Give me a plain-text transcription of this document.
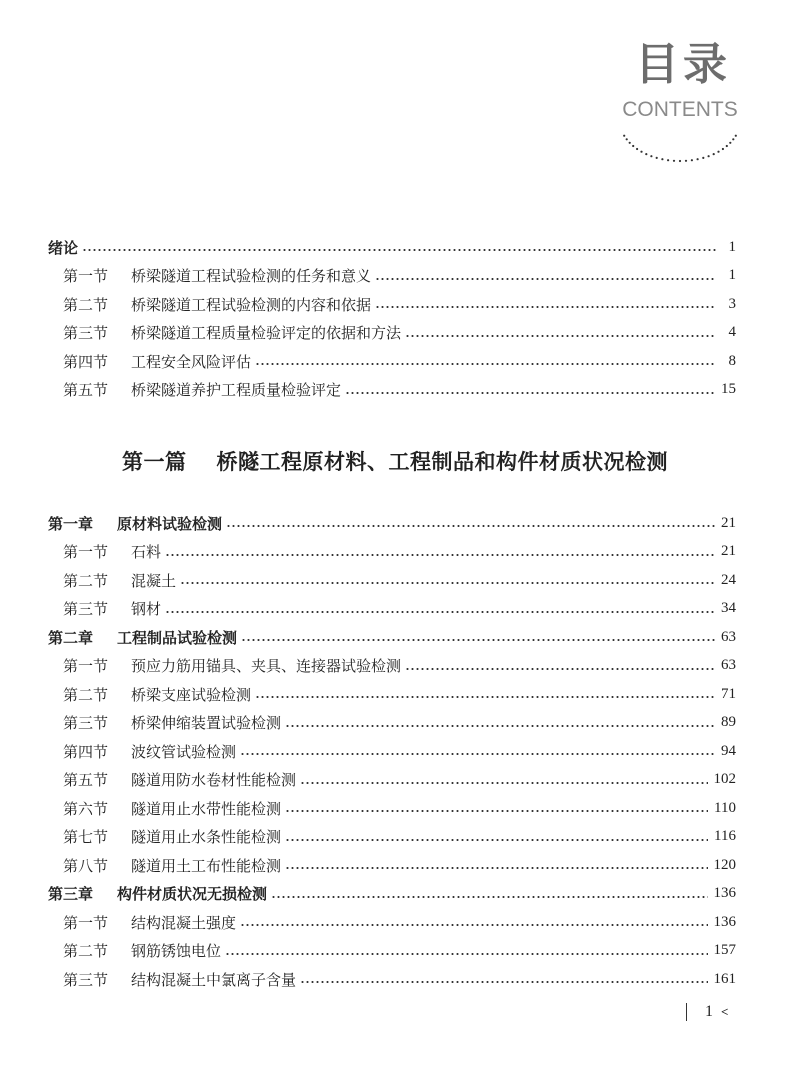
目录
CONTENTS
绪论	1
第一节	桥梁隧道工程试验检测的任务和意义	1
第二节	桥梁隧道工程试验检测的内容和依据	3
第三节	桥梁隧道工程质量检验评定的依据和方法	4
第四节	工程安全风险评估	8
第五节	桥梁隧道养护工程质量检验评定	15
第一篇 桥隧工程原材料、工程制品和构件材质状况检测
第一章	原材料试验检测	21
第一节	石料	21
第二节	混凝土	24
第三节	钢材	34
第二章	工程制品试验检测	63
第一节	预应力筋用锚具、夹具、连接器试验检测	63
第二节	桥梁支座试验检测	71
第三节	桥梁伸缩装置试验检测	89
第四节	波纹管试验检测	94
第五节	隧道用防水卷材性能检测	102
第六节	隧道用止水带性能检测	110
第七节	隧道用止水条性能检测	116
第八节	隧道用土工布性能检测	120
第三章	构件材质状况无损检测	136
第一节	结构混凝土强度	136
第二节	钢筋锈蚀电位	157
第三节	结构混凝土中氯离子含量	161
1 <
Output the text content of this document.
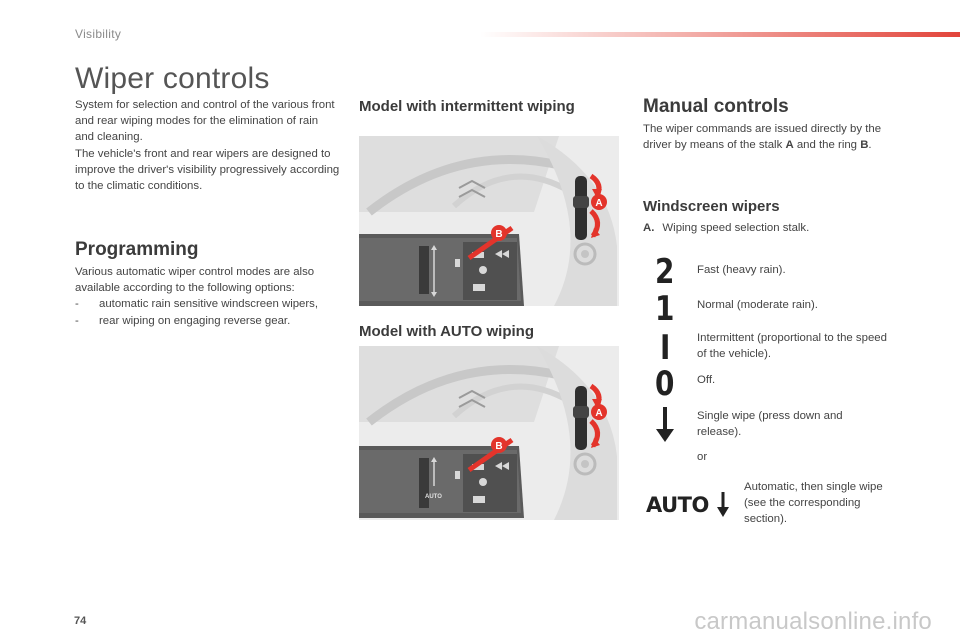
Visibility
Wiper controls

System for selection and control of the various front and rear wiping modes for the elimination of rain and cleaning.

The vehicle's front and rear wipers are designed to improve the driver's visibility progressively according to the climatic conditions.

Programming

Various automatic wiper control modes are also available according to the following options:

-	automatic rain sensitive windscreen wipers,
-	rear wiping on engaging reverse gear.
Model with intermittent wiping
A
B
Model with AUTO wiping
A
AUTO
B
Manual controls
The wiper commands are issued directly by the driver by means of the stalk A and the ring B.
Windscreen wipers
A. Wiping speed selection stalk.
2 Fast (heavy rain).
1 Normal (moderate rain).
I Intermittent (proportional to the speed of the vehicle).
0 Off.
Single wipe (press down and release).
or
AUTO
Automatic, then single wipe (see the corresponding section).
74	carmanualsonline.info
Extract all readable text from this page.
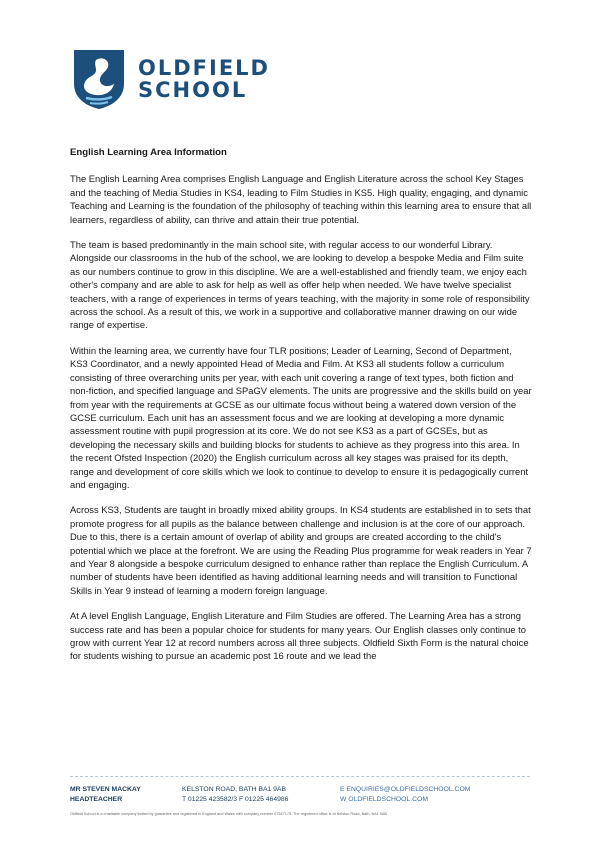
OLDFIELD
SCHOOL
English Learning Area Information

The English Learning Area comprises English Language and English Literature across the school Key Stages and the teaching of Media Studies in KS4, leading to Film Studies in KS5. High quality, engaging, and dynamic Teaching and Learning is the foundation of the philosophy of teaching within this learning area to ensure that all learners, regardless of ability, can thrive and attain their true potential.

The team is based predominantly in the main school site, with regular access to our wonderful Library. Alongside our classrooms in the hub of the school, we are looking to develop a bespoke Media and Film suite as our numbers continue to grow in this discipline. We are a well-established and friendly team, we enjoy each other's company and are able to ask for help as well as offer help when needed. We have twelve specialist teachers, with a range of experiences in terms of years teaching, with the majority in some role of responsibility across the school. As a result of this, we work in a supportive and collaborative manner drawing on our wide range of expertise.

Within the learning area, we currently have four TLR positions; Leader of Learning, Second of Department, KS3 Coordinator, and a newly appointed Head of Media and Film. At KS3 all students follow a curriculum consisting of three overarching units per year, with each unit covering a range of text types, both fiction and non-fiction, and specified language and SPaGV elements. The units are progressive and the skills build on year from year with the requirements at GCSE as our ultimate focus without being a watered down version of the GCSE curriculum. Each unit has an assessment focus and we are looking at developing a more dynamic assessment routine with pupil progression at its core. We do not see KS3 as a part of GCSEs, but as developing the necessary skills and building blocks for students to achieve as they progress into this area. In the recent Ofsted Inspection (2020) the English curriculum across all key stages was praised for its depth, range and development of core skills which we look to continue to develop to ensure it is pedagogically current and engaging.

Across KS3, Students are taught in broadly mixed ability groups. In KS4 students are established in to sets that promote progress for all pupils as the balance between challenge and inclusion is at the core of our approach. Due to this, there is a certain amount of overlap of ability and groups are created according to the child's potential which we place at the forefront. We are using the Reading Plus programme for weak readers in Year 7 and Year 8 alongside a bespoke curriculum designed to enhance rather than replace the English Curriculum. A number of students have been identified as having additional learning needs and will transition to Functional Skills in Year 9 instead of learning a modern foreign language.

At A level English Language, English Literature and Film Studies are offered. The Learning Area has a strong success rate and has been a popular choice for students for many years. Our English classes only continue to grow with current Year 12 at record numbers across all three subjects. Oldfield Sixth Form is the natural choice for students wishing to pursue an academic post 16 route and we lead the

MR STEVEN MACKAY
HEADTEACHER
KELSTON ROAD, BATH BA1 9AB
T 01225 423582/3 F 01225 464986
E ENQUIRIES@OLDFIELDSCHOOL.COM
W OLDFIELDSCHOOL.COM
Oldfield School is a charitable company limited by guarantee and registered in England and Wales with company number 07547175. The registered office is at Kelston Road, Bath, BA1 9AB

▶ What you will do
Check every line in the material above for the string "rain", then give only the number of lines that have it.

▶ Full output
4